Without skipping anything, write out each record below exactly.

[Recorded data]
━━━━━━━━

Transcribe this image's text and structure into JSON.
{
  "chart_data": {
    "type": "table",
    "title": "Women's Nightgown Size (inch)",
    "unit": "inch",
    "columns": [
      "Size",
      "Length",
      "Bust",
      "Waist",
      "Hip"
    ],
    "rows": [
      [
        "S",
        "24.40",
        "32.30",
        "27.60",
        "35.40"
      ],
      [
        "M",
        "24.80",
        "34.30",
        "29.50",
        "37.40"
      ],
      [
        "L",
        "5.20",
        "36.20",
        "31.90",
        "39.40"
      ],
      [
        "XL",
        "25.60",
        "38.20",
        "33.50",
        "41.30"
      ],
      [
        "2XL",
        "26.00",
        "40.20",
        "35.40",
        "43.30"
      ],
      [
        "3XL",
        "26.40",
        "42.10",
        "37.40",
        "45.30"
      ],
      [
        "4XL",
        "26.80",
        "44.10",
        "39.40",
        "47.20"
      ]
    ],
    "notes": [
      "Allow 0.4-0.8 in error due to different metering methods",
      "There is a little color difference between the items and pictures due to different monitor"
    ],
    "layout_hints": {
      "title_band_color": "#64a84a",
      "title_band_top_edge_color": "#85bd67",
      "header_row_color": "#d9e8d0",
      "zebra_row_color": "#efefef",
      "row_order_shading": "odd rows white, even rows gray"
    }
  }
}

━━━━━━━━

• Written solution:
Transcribe this image's text and structure into JSON.
{
  "chart_data": {
    "type": "table",
    "title": "Women's Nightgown Size (inch)",
    "unit": "inch",
    "columns": [
      "Size",
      "Length",
      "Bust",
      "Waist",
      "Hip"
    ],
    "rows": [
      [
        "S",
        "24.40",
        "32.30",
        "27.60",
        "35.40"
      ],
      [
        "M",
        "24.80",
        "34.30",
        "29.50",
        "37.40"
      ],
      [
        "L",
        "5.20",
        "36.20",
        "31.90",
        "39.40"
      ],
      [
        "XL",
        "25.60",
        "38.20",
        "33.50",
        "41.30"
      ],
      [
        "2XL",
        "26.00",
        "40.20",
        "35.40",
        "43.30"
      ],
      [
        "3XL",
        "26.40",
        "42.10",
        "37.40",
        "45.30"
      ],
      [
        "4XL",
        "26.80",
        "44.10",
        "39.40",
        "47.20"
      ]
    ],
    "notes": [
      "Allow 0.4-0.8 in error due to different metering methods",
      "There is a little color difference between the items and pictures due to different monitor"
    ],
    "layout_hints": {
      "title_band_color": "#64a84a",
      "title_band_top_edge_color": "#85bd67",
      "header_row_color": "#d9e8d0",
      "zebra_row_color": "#efefef",
      "row_order_shading": "odd rows white, even rows gray"
    }
  }
}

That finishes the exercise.